(Task prompt) In the records below, work out how many lines hold the word "JSON". Report the number alone.

(Dataset records)
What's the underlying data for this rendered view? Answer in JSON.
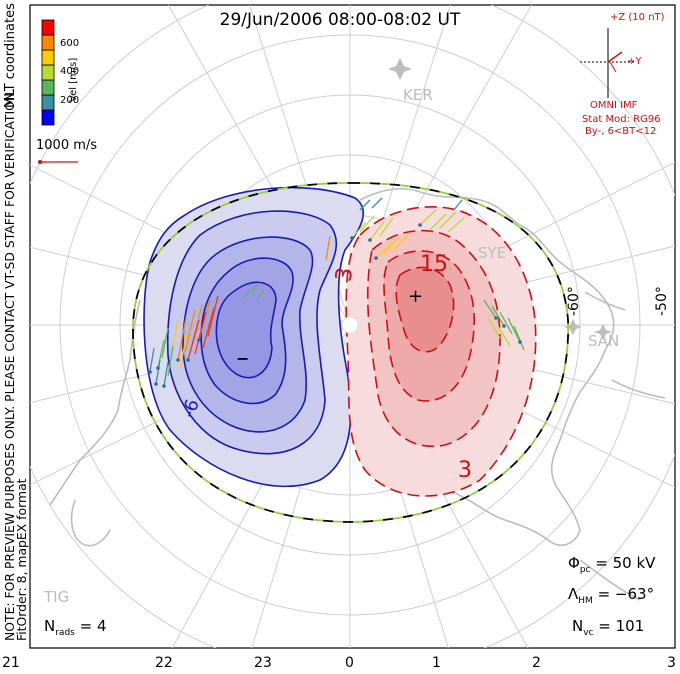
{
  "title": "29/Jun/2006 08:00-08:02 UT",
  "left_notes": {
    "coords": "MLT coordinates",
    "preview": "NOTE: FOR PREVIEW PURPOSES ONLY. PLEASE CONTACT VT-SD STAFF FOR VERIFICATION.",
    "fitorder": "FitOrder: 8, mapEX format"
  },
  "colorbar": {
    "label": "Vel [m/s]",
    "ticks": [
      "600",
      "400",
      "200"
    ],
    "colors": [
      "#0000ff",
      "#3a8fa0",
      "#5bb65b",
      "#b8dc2e",
      "#ffcc00",
      "#ff8800",
      "#ff0000"
    ]
  },
  "ref_vector": {
    "label": "1000 m/s"
  },
  "imf": {
    "bz_label": "+Z (10 nT)",
    "by_label": "+Y",
    "source": "OMNI IMF",
    "model": "Stat Mod: RG96",
    "bins": "By-, 6<BT<12"
  },
  "stations": [
    "KER",
    "SYE",
    "SAN",
    "TIG"
  ],
  "lat_labels": [
    "-60°",
    "-50°"
  ],
  "contour_labels": [
    "-6",
    "3",
    "15",
    "3"
  ],
  "extrema": {
    "min": "−",
    "max": "+"
  },
  "stats": {
    "phi_pc": {
      "sym": "Φ",
      "sub": "pc",
      "value": "= 50 kV"
    },
    "lambda_hm": {
      "sym": "Λ",
      "sub": "HM",
      "value": "= −63°"
    },
    "n_vc": {
      "sym": "N",
      "sub": "vc",
      "value": "= 101"
    },
    "n_rads": {
      "sym": "N",
      "sub": "rads",
      "value": "= 4"
    }
  },
  "x_ticks": [
    "21",
    "22",
    "23",
    "0",
    "1",
    "2",
    "3"
  ],
  "colors": {
    "negative": "#1a1ab4",
    "positive": "#cc1111",
    "boundary_a": "#000000",
    "boundary_b": "#8fd13f"
  }
}
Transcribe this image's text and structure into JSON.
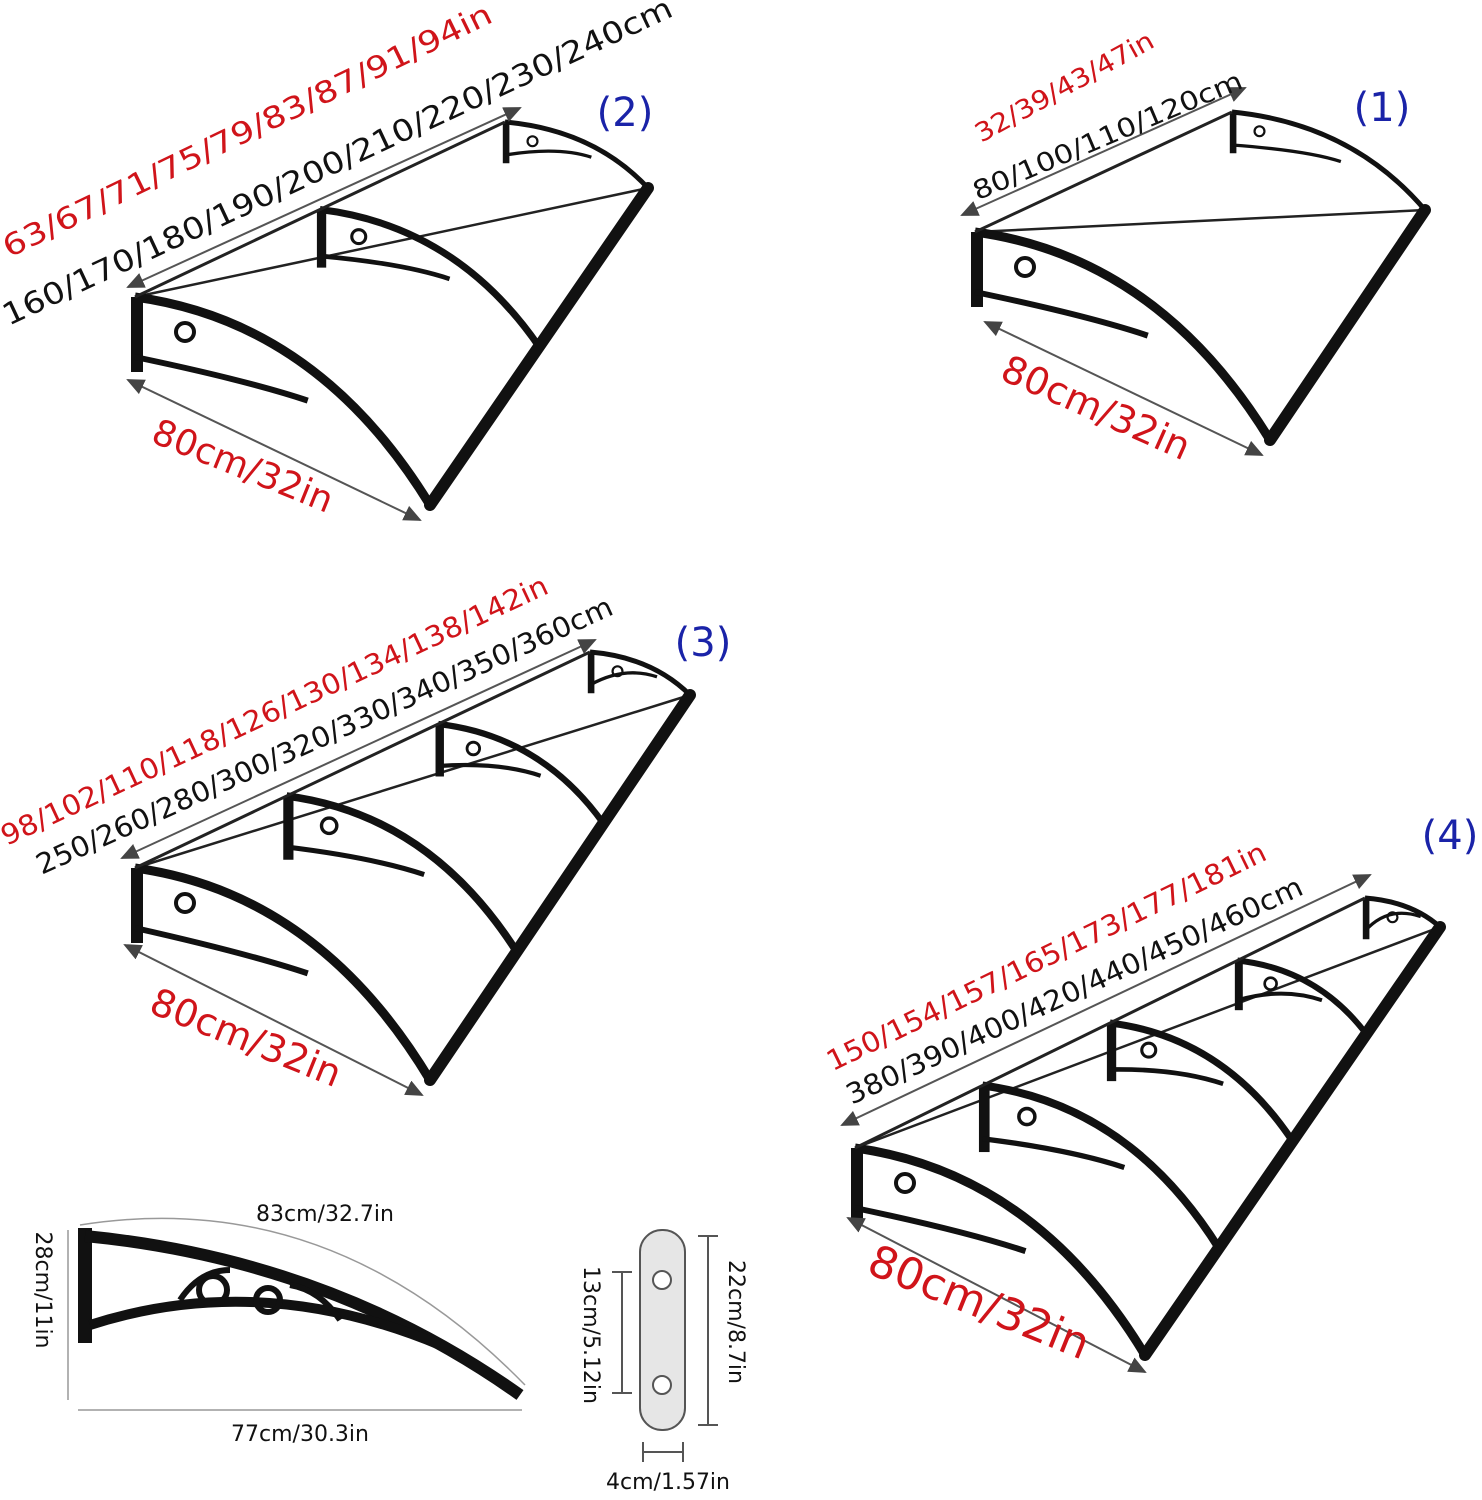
{
  "panels": [
    {
      "label": "(1)",
      "width_in": "32/39/43/47in",
      "width_cm": "80/100/110/120cm",
      "depth": "80cm/32in"
    },
    {
      "label": "(2)",
      "width_in": "63/67/71/75/79/83/87/91/94in",
      "width_cm": "160/170/180/190/200/210/220/230/240cm",
      "depth": "80cm/32in"
    },
    {
      "label": "(3)",
      "width_in": "98/102/110/118/126/130/134/138/142in",
      "width_cm": "250/260/280/300/320/330/340/350/360cm",
      "depth": "80cm/32in"
    },
    {
      "label": "(4)",
      "width_in": "150/154/157/165/173/177/181in",
      "width_cm": "380/390/400/420/440/450/460cm",
      "depth": "80cm/32in"
    }
  ],
  "bracket": {
    "arc": "83cm/32.7in",
    "height": "28cm/11in",
    "base": "77cm/30.3in"
  },
  "plate": {
    "hole_spacing": "13cm/5.12in",
    "length": "22cm/8.7in",
    "width": "4cm/1.57in"
  }
}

(Worked answer) 2